WRITTEN EXERCISE:
Write out each entry again. Keep every word exactly as it is.

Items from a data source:
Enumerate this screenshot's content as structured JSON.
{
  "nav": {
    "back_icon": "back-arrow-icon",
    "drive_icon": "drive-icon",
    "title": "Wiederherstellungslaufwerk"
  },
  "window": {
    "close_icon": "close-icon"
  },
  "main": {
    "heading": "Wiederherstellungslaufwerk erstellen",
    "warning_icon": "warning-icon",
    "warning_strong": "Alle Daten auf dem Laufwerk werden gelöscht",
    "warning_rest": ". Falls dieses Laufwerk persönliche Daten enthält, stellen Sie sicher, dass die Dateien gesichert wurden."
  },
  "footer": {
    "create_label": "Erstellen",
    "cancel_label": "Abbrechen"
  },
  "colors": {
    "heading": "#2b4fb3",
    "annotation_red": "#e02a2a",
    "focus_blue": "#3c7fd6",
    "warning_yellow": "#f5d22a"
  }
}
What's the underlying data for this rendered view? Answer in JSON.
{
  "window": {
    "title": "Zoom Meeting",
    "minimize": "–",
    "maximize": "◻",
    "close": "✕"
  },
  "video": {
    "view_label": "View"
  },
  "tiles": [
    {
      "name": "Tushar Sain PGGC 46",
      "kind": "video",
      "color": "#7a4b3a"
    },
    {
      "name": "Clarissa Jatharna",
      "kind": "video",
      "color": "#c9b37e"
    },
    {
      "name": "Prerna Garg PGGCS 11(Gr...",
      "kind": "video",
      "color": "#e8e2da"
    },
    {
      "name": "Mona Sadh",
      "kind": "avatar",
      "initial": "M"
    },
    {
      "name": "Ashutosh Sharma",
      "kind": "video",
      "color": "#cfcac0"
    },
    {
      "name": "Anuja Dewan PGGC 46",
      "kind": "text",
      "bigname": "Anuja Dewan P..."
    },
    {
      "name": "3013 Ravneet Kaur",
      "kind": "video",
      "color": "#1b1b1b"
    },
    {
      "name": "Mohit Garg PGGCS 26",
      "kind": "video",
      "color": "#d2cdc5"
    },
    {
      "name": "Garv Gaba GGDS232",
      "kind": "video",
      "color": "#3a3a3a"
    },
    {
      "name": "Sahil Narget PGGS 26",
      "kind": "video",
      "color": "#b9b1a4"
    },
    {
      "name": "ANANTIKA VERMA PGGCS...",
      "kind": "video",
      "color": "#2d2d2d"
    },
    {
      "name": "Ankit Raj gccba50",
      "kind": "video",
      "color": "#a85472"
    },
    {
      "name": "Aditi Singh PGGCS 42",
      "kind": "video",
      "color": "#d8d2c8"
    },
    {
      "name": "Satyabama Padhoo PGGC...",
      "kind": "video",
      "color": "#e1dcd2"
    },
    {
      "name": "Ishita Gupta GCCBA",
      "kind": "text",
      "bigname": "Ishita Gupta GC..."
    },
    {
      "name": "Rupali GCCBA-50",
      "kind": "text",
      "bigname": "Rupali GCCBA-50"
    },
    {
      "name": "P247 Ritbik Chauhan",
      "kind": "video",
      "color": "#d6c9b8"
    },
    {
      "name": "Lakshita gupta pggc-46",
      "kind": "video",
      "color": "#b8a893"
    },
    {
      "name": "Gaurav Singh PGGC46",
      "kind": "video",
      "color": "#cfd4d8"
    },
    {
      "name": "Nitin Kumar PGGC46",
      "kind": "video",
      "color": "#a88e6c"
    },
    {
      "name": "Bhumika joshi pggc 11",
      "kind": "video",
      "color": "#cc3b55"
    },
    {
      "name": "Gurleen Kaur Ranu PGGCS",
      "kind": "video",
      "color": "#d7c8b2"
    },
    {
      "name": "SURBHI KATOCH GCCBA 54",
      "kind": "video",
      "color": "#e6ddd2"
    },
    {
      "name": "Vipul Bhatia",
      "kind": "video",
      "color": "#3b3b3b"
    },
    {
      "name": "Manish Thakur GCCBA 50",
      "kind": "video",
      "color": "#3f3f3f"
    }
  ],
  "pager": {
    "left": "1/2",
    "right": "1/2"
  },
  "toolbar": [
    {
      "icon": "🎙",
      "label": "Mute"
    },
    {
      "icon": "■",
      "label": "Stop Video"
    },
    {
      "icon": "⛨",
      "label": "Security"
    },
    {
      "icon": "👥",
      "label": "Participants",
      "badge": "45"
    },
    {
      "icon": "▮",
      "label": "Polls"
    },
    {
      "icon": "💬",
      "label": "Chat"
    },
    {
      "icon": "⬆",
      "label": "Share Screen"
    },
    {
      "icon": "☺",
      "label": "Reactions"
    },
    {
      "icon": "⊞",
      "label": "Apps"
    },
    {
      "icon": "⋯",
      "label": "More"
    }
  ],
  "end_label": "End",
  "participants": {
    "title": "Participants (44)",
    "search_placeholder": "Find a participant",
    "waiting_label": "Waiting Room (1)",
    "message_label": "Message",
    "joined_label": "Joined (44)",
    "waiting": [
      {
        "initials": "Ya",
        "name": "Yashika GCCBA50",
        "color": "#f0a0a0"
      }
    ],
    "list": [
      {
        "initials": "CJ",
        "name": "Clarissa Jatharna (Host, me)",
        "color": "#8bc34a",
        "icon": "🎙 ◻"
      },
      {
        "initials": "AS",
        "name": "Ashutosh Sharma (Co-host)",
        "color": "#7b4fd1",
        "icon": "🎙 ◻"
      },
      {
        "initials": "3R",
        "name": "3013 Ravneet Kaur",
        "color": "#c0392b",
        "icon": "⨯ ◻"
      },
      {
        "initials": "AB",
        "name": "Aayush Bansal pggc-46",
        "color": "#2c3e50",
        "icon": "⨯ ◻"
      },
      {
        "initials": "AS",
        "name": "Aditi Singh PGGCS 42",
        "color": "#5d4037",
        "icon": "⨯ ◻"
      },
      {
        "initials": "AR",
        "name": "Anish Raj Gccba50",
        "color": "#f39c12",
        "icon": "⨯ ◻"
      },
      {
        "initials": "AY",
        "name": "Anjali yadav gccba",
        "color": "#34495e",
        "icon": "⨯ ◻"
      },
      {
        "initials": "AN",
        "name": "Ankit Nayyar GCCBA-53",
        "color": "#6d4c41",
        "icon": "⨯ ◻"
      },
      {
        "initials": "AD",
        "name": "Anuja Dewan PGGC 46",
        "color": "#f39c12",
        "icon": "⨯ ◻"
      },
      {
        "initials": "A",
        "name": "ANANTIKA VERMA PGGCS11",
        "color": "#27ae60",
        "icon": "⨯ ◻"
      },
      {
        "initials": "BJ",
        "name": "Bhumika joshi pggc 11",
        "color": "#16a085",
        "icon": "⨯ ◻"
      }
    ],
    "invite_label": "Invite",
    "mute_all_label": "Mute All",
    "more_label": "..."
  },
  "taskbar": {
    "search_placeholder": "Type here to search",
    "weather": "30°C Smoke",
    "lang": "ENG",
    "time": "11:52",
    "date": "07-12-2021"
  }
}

RIGHT ANSWER:
Enumerate this screenshot's content as structured JSON.
{
  "nav": {
    "back_icon": "back-arrow-icon",
    "drive_icon": "drive-icon",
    "title": "Wiederherstellungslaufwerk"
  },
  "window": {
    "close_icon": "close-icon"
  },
  "main": {
    "heading": "Wiederherstellungslaufwerk erstellen",
    "warning_icon": "warning-icon",
    "warning_strong": "Alle Daten auf dem Laufwerk werden gelöscht",
    "warning_rest": ". Falls dieses Laufwerk persönliche Daten enthält, stellen Sie sicher, dass die Dateien gesichert wurden."
  },
  "footer": {
    "create_label": "Erstellen",
    "cancel_label": "Abbrechen"
  },
  "colors": {
    "heading": "#2b4fb3",
    "annotation_red": "#e02a2a",
    "focus_blue": "#3c7fd6",
    "warning_yellow": "#f5d22a"
  }
}
What's the underlying data for this rendered view? Answer in JSON.
{
  "window": {
    "title": "Zoom Meeting",
    "minimize": "–",
    "maximize": "◻",
    "close": "✕"
  },
  "video": {
    "view_label": "View"
  },
  "tiles": [
    {
      "name": "Tushar Sain PGGC 46",
      "kind": "video",
      "color": "#7a4b3a"
    },
    {
      "name": "Clarissa Jatharna",
      "kind": "video",
      "color": "#c9b37e"
    },
    {
      "name": "Prerna Garg PGGCS 11(Gr...",
      "kind": "video",
      "color": "#e8e2da"
    },
    {
      "name": "Mona Sadh",
      "kind": "avatar",
      "initial": "M"
    },
    {
      "name": "Ashutosh Sharma",
      "kind": "video",
      "color": "#cfcac0"
    },
    {
      "name": "Anuja Dewan PGGC 46",
      "kind": "text",
      "bigname": "Anuja Dewan P..."
    },
    {
      "name": "3013 Ravneet Kaur",
      "kind": "video",
      "color": "#1b1b1b"
    },
    {
      "name": "Mohit Garg PGGCS 26",
      "kind": "video",
      "color": "#d2cdc5"
    },
    {
      "name": "Garv Gaba GGDS232",
      "kind": "video",
      "color": "#3a3a3a"
    },
    {
      "name": "Sahil Narget PGGS 26",
      "kind": "video",
      "color": "#b9b1a4"
    },
    {
      "name": "ANANTIKA VERMA PGGCS...",
      "kind": "video",
      "color": "#2d2d2d"
    },
    {
      "name": "Ankit Raj gccba50",
      "kind": "video",
      "color": "#a85472"
    },
    {
      "name": "Aditi Singh PGGCS 42",
      "kind": "video",
      "color": "#d8d2c8"
    },
    {
      "name": "Satyabama Padhoo PGGC...",
      "kind": "video",
      "color": "#e1dcd2"
    },
    {
      "name": "Ishita Gupta GCCBA",
      "kind": "text",
      "bigname": "Ishita Gupta GC..."
    },
    {
      "name": "Rupali GCCBA-50",
      "kind": "text",
      "bigname": "Rupali GCCBA-50"
    },
    {
      "name": "P247 Ritbik Chauhan",
      "kind": "video",
      "color": "#d6c9b8"
    },
    {
      "name": "Lakshita gupta pggc-46",
      "kind": "video",
      "color": "#b8a893"
    },
    {
      "name": "Gaurav Singh PGGC46",
      "kind": "video",
      "color": "#cfd4d8"
    },
    {
      "name": "Nitin Kumar PGGC46",
      "kind": "video",
      "color": "#a88e6c"
    },
    {
      "name": "Bhumika joshi pggc 11",
      "kind": "video",
      "color": "#cc3b55"
    },
    {
      "name": "Gurleen Kaur Ranu PGGCS",
      "kind": "video",
      "color": "#d7c8b2"
    },
    {
      "name": "SURBHI KATOCH GCCBA 54",
      "kind": "video",
      "color": "#e6ddd2"
    },
    {
      "name": "Vipul Bhatia",
      "kind": "video",
      "color": "#3b3b3b"
    },
    {
      "name": "Manish Thakur GCCBA 50",
      "kind": "video",
      "color": "#3f3f3f"
    }
  ],
  "pager": {
    "left": "1/2",
    "right": "1/2"
  },
  "toolbar": [
    {
      "icon": "🎙",
      "label": "Mute"
    },
    {
      "icon": "■",
      "label": "Stop Video"
    },
    {
      "icon": "⛨",
      "label": "Security"
    },
    {
      "icon": "👥",
      "label": "Participants",
      "badge": "45"
    },
    {
      "icon": "▮",
      "label": "Polls"
    },
    {
      "icon": "💬",
      "label": "Chat"
    },
    {
      "icon": "⬆",
      "label": "Share Screen"
    },
    {
      "icon": "☺",
      "label": "Reactions"
    },
    {
      "icon": "⊞",
      "label": "Apps"
    },
    {
      "icon": "⋯",
      "label": "More"
    }
  ],
  "end_label": "End",
  "participants": {
    "title": "Participants (44)",
    "search_placeholder": "Find a participant",
    "waiting_label": "Waiting Room (1)",
    "message_label": "Message",
    "joined_label": "Joined (44)",
    "waiting": [
      {
        "initials": "Ya",
        "name": "Yashika GCCBA50",
        "color": "#f0a0a0"
      }
    ],
    "list": [
      {
        "initials": "CJ",
        "name": "Clarissa Jatharna (Host, me)",
        "color": "#8bc34a",
        "icon": "🎙 ◻"
      },
      {
        "initials": "AS",
        "name": "Ashutosh Sharma (Co-host)",
        "color": "#7b4fd1",
        "icon": "🎙 ◻"
      },
      {
        "initials": "3R",
        "name": "3013 Ravneet Kaur",
        "color": "#c0392b",
        "icon": "⨯ ◻"
      },
      {
        "initials": "AB",
        "name": "Aayush Bansal pggc-46",
        "color": "#2c3e50",
        "icon": "⨯ ◻"
      },
      {
        "initials": "AS",
        "name": "Aditi Singh PGGCS 42",
        "color": "#5d4037",
        "icon": "⨯ ◻"
      },
      {
        "initials": "AR",
        "name": "Anish Raj Gccba50",
        "color": "#f39c12",
        "icon": "⨯ ◻"
      },
      {
        "initials": "AY",
        "name": "Anjali yadav gccba",
        "color": "#34495e",
        "icon": "⨯ ◻"
      },
      {
        "initials": "AN",
        "name": "Ankit Nayyar GCCBA-53",
        "color": "#6d4c41",
        "icon": "⨯ ◻"
      },
      {
        "initials": "AD",
        "name": "Anuja Dewan PGGC 46",
        "color": "#f39c12",
        "icon": "⨯ ◻"
      },
      {
        "initials": "A",
        "name": "ANANTIKA VERMA PGGCS11",
        "color": "#27ae60",
        "icon": "⨯ ◻"
      },
      {
        "initials": "BJ",
        "name": "Bhumika joshi pggc 11",
        "color": "#16a085",
        "icon": "⨯ ◻"
      }
    ],
    "invite_label": "Invite",
    "mute_all_label": "Mute All",
    "more_label": "..."
  },
  "taskbar": {
    "search_placeholder": "Type here to search",
    "weather": "30°C Smoke",
    "lang": "ENG",
    "time": "11:52",
    "date": "07-12-2021"
  }
}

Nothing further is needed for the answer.